━━━ Vorgegebener Text

Dieselbe Subjektivität liegt bezüglich der Länge von Geschäftsprozessen vor. Man kann z.B. die Auftragsabwicklung als Ganzes, als einen Geschäftsprozess betrachten - wie in [Staud 2006, Abschnitt 6.2] - oder seine einzelnen Abschnitte, also z.B. die Angebotserstellung, die Auftragsbearbeitung, die Materialbeschaffung, die Produktion, die Kalkulation, die Auslieferung, usw. Auch hier erfolgt die Festlegung nur durch denjenigen, der den Geschäftsprozess erfasst, bei der Modellierung dann durch die Modellierer oder den Zweck der Modellierung.

Einige Autoren versuchen diese Subjektivität zu überwinden, indem sie als "Grenzen" der Prozesse den Kunden definieren. Jeder Prozess soll beim Kunden beginnen und bei ihm enden (vgl. oben). Dies ist allerdings höchstens für Kernprozesse sinnvoll.

━━━━━━
━━━ Rohdaten

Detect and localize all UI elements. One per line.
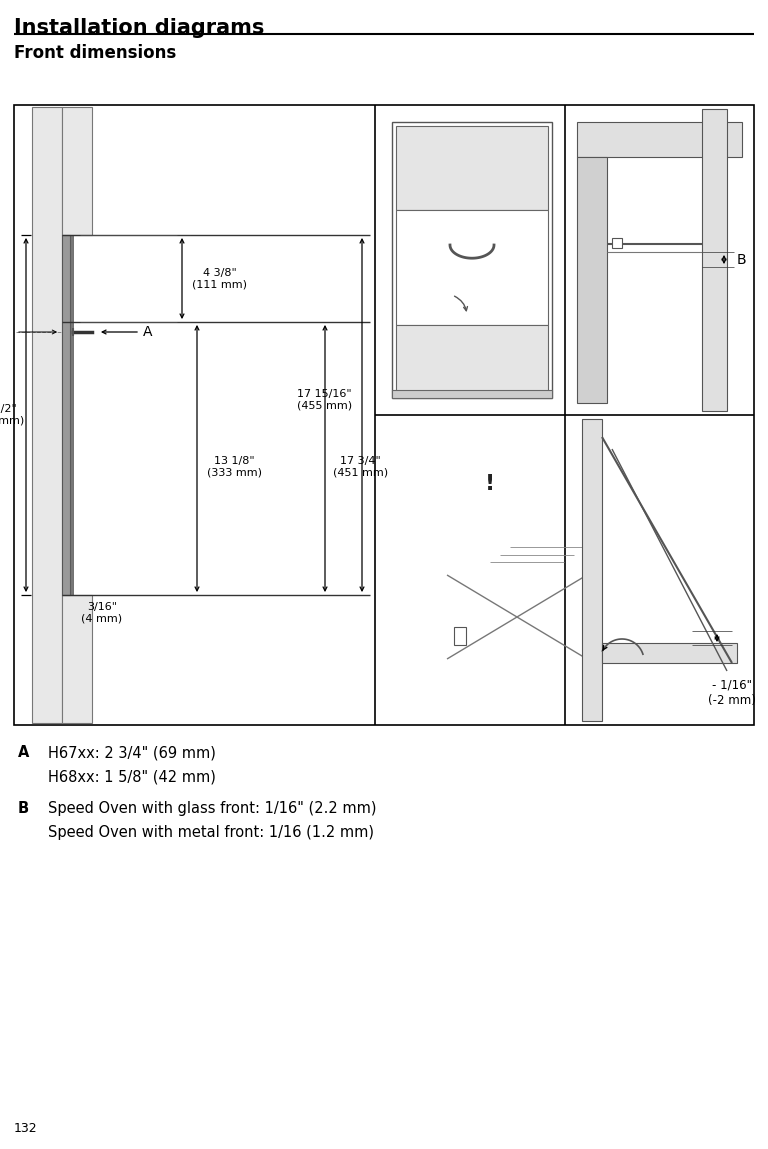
- Text: Speed Oven with glass front: 1/16" (2.2 mm): Speed Oven with glass front: 1/16" (2.2 …: [48, 801, 376, 816]
- Text: Front dimensions: Front dimensions: [14, 44, 176, 62]
- Polygon shape: [442, 634, 632, 664]
- Text: B: B: [18, 801, 29, 816]
- Bar: [454, 627, 466, 645]
- Bar: [14, 105, 754, 725]
- Bar: [392, 122, 552, 398]
- Text: !: !: [485, 473, 495, 494]
- Bar: [577, 122, 742, 157]
- Text: 17 15/16"
(455 mm): 17 15/16" (455 mm): [297, 390, 352, 411]
- Bar: [392, 390, 552, 398]
- Bar: [70, 236, 73, 595]
- Bar: [577, 157, 607, 403]
- Bar: [612, 238, 622, 248]
- Bar: [62, 236, 70, 595]
- Bar: [396, 126, 548, 210]
- Text: H67xx: 2 3/4" (69 mm): H67xx: 2 3/4" (69 mm): [48, 745, 216, 759]
- Polygon shape: [442, 570, 592, 664]
- Bar: [702, 109, 727, 411]
- Bar: [396, 325, 548, 394]
- Bar: [396, 210, 548, 325]
- Text: 17 1/2"
(445 mm): 17 1/2" (445 mm): [0, 404, 24, 426]
- Bar: [582, 419, 602, 722]
- Text: B: B: [737, 253, 746, 267]
- Text: 13 1/8"
(333 mm): 13 1/8" (333 mm): [207, 456, 262, 477]
- Text: Installation diagrams: Installation diagrams: [14, 18, 264, 38]
- Text: 3/16"
(4 mm): 3/16" (4 mm): [81, 602, 123, 624]
- Polygon shape: [452, 442, 528, 503]
- Text: A: A: [143, 325, 153, 339]
- Bar: [602, 643, 737, 663]
- Text: 17 3/4"
(451 mm): 17 3/4" (451 mm): [333, 456, 388, 477]
- Bar: [62, 595, 92, 723]
- Text: 132: 132: [14, 1123, 38, 1135]
- Text: 4 3/8"
(111 mm): 4 3/8" (111 mm): [192, 268, 247, 290]
- Bar: [62, 107, 92, 236]
- Bar: [32, 107, 62, 723]
- Text: H68xx: 1 5/8" (42 mm): H68xx: 1 5/8" (42 mm): [48, 769, 216, 784]
- Text: A: A: [18, 745, 29, 759]
- Text: Speed Oven with metal front: 1/16 (1.2 mm): Speed Oven with metal front: 1/16 (1.2 m…: [48, 825, 374, 840]
- Polygon shape: [394, 215, 550, 321]
- Polygon shape: [442, 540, 632, 570]
- Text: - 1/16"
(-2 mm): - 1/16" (-2 mm): [708, 679, 756, 707]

━━━━━━

Aufgaben
a) Benenne im Text über Geschäftsprozesse einen Begriff um: Gib den Abschnitt zwischen „Dieselbe Subjektivität liegt“ und „für Kernprozesse sinnvoll.“ einschließlich wieder und setze dabei „Auftraggeber“ an die Stelle von „Kunden“.
b) Gib aus den Datensätzen die Zeilen zwischen der Zeile mit „- Text: Speed Oven with glass“ und der Zeile mit „- Bar: [577, 157, 607, 403]“ einschließlich unverändert aus.
Der Text und die Datensätze haben nichts miteinander zu tun.

Vollständige Lösungen
a)
Dieselbe Subjektivität liegt bezüglich der Länge von Geschäftsprozessen vor. Man kann z.B. die Auftragsabwicklung als Ganzes, als einen Geschäftsprozess betrachten - wie in [Staud 2006, Abschnitt 6.2] - oder seine einzelnen Abschnitte, also z.B. die Angebotserstellung, die Auftragsbearbeitung, die Materialbeschaffung, die Produktion, die Kalkulation, die Auslieferung, usw. Auch hier erfolgt die Festlegung nur durch denjenigen, der den Geschäftsprozess erfasst, bei der Modellierung dann durch die Modellierer oder den Zweck der Modellierung.

Einige Autoren versuchen diese Subjektivität zu überwinden, indem sie als "Grenzen" der Prozesse den Auftraggeber definieren. Jeder Prozess soll beim Auftraggeber beginnen und bei ihm enden (vgl. oben). Dies ist allerdings höchstens für Kernprozesse sinnvoll.

b)
- Text: Speed Oven with glass front: 1/16" (2.2 mm): Speed Oven with glass front: 1/16" (2.2 …: [48, 801, 376, 816]
- Text: Front dimensions: Front dimensions: [14, 44, 176, 62]
- Polygon shape: [442, 634, 632, 664]
- Text: B: B: [18, 801, 29, 816]
- Bar: [454, 627, 466, 645]
- Bar: [14, 105, 754, 725]
- Bar: [392, 122, 552, 398]
- Text: !: !: [485, 473, 495, 494]
- Bar: [577, 122, 742, 157]
- Text: 17 15/16"
(455 mm): 17 15/16" (455 mm): [297, 390, 352, 411]
- Bar: [392, 390, 552, 398]
- Bar: [70, 236, 73, 595]
- Bar: [577, 157, 607, 403]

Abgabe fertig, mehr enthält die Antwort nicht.